What you are asked to do
Count lines, not occurrences: report how many lines in the records hold the string "związanych", and nothing else.

Records to use
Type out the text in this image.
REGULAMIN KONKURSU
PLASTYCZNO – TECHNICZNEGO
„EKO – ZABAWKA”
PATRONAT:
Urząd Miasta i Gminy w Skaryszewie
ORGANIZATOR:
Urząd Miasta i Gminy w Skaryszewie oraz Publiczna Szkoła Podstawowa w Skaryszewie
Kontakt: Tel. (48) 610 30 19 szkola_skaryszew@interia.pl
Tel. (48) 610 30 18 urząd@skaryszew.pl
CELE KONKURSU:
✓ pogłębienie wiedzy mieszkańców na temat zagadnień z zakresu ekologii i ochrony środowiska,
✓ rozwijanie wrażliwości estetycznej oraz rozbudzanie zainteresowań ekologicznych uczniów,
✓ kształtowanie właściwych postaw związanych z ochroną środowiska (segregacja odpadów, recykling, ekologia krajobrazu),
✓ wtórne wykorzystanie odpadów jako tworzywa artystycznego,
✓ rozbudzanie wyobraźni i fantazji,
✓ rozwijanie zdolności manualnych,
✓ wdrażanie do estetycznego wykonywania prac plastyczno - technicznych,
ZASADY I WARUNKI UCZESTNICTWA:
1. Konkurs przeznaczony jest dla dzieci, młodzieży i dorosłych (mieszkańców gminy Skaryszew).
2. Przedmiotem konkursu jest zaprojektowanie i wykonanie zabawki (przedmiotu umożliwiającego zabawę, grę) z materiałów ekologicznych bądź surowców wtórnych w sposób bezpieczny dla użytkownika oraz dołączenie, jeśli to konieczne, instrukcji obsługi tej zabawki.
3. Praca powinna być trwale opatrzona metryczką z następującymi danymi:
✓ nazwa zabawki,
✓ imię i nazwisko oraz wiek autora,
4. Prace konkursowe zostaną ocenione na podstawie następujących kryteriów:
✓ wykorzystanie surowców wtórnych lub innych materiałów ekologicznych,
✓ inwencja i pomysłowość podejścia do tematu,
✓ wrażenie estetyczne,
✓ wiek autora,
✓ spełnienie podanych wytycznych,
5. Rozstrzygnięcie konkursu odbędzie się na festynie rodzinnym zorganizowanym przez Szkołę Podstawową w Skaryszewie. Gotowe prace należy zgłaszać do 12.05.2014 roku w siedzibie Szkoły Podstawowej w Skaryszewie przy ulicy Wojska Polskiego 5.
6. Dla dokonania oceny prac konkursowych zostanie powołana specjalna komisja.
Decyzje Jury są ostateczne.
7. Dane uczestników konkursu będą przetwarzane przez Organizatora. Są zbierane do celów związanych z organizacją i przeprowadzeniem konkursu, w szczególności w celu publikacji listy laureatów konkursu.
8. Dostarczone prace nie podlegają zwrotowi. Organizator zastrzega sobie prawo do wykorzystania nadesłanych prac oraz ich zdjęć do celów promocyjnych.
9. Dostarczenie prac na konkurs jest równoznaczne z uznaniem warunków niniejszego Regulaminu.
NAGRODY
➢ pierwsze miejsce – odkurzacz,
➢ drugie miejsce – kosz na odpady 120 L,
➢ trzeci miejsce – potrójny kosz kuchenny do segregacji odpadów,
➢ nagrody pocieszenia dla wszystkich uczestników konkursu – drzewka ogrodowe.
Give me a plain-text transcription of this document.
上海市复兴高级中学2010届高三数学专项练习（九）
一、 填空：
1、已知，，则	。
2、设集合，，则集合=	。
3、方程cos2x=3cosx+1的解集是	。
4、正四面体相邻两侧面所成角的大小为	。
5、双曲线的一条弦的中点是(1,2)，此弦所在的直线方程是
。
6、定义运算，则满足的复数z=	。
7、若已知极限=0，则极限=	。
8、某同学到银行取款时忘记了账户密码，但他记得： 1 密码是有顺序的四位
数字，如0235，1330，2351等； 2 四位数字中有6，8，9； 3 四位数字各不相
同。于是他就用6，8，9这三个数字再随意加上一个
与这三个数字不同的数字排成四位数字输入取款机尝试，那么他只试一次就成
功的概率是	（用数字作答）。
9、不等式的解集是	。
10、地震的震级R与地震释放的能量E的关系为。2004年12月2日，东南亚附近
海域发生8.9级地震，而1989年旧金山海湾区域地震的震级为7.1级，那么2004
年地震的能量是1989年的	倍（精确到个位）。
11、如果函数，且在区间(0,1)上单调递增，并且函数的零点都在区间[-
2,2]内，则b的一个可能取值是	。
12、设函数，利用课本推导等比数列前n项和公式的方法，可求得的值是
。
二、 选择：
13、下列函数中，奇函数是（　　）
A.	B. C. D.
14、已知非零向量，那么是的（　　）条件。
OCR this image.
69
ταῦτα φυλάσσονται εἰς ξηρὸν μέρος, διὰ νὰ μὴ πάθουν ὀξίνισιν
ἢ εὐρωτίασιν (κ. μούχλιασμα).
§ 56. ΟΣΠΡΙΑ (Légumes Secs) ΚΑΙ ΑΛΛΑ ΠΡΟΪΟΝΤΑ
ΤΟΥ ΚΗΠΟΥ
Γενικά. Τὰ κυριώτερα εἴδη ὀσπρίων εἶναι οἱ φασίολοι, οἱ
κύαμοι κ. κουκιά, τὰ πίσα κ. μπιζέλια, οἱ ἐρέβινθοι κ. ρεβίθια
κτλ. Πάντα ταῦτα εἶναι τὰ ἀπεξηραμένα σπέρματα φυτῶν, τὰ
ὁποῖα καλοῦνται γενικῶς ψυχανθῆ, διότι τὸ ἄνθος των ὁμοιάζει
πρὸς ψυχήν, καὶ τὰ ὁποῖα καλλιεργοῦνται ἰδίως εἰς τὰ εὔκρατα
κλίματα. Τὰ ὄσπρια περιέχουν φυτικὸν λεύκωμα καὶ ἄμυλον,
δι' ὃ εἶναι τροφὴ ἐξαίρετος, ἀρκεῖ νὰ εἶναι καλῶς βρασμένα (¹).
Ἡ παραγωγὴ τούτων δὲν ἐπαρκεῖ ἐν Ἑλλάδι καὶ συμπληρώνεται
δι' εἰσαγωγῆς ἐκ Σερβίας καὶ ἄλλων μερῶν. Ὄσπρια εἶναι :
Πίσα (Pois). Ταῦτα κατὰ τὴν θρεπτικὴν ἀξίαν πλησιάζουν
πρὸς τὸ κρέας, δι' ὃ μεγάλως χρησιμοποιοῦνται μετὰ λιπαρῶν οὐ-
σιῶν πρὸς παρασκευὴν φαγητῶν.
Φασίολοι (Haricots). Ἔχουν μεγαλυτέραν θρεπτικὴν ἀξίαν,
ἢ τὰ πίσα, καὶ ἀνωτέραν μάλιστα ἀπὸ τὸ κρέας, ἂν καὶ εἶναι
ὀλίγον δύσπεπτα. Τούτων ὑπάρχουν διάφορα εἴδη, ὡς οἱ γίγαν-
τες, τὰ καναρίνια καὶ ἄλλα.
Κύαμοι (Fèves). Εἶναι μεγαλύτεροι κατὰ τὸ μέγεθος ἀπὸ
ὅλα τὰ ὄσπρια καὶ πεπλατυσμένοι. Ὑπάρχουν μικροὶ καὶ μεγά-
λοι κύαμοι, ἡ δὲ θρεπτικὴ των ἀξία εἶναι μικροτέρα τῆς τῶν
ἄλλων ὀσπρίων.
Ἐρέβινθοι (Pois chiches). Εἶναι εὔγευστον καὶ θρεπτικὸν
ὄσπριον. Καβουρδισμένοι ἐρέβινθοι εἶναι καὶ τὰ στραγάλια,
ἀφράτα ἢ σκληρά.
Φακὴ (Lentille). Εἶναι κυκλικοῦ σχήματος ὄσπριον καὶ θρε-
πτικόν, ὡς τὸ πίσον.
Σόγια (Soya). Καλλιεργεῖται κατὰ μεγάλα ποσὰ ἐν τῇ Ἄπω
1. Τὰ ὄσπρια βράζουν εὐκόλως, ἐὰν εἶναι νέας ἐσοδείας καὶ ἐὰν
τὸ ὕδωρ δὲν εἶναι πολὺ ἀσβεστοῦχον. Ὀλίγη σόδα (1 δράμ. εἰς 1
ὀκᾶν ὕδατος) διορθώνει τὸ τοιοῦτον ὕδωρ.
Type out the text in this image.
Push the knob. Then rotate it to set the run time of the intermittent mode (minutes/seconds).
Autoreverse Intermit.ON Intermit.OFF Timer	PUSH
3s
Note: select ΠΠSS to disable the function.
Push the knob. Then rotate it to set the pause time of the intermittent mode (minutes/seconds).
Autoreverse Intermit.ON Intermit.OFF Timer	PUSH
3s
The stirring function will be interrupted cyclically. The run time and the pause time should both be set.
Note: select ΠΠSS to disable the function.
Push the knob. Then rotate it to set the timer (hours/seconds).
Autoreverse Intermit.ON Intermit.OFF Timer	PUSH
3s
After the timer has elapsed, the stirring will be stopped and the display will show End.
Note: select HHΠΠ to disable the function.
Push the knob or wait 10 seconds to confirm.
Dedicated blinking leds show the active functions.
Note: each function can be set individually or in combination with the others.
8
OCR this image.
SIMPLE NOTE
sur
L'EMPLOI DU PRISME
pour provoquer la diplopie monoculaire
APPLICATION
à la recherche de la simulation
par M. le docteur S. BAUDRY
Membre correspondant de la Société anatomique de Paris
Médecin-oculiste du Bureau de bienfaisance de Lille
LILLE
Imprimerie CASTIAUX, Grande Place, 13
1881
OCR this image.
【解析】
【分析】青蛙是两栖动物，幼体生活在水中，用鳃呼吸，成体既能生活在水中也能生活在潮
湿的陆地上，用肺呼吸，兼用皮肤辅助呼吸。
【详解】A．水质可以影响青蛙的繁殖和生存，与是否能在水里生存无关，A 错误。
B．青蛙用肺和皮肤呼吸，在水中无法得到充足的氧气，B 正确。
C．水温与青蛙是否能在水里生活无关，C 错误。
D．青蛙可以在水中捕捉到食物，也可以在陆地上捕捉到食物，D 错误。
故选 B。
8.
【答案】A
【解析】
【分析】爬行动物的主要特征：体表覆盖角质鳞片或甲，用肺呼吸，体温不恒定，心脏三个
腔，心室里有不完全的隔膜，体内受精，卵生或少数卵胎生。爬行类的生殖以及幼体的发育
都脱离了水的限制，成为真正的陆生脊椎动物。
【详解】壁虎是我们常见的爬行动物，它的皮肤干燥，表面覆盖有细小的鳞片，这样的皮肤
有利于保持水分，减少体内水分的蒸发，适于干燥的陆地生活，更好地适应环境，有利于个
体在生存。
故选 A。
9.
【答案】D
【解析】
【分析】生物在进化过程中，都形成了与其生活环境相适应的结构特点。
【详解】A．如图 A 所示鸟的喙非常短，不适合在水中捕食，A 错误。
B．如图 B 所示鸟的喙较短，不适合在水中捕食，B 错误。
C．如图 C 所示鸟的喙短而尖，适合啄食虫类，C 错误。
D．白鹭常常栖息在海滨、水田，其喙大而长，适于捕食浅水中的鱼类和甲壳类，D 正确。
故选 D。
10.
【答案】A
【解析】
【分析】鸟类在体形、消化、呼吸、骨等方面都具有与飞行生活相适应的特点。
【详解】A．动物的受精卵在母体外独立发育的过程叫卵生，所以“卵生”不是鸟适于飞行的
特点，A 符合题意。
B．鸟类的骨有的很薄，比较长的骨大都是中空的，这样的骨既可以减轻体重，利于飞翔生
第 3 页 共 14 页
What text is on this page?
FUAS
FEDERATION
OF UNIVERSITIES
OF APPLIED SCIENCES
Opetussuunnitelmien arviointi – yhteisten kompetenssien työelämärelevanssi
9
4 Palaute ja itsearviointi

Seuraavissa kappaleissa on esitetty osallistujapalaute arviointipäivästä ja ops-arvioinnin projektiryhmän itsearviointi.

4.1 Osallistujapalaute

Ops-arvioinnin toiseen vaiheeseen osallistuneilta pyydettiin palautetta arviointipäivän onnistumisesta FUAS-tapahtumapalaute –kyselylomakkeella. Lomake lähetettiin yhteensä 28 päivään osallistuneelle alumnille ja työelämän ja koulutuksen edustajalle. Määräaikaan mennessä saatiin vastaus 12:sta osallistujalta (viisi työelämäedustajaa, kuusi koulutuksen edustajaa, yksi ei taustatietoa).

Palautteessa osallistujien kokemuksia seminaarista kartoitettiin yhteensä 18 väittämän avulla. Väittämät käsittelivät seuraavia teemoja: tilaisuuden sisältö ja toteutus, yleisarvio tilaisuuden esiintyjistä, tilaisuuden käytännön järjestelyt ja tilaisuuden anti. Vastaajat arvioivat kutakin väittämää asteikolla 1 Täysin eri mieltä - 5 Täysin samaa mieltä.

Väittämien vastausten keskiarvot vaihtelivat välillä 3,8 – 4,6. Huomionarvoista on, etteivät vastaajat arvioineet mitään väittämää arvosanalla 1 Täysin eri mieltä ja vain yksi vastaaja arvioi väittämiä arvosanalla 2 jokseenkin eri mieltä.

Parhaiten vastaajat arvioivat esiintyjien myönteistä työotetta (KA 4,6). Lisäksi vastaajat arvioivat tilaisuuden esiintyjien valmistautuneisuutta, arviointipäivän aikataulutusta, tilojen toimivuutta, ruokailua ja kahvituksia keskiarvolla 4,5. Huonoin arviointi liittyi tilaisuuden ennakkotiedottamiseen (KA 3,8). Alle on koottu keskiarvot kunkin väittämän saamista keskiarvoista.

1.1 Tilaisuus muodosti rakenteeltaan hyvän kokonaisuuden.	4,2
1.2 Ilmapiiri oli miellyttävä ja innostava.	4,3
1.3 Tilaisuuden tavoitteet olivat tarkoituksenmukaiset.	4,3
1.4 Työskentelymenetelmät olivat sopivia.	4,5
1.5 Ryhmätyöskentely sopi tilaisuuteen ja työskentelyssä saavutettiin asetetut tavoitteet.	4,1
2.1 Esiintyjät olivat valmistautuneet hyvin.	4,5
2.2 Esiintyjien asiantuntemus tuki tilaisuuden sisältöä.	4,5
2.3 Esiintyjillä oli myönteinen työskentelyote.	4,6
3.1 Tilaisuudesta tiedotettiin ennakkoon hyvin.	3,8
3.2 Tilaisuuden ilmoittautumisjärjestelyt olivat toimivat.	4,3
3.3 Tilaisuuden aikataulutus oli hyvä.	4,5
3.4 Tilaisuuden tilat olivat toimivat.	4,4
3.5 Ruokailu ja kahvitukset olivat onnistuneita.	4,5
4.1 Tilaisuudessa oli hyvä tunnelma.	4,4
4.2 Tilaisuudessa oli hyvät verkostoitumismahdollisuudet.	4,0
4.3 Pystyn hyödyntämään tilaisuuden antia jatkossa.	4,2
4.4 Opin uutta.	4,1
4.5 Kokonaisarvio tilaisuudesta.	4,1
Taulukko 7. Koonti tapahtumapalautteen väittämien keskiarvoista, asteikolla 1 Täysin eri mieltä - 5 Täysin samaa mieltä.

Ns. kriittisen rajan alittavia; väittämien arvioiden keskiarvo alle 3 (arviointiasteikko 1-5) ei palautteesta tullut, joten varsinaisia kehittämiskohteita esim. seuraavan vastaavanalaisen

Response
2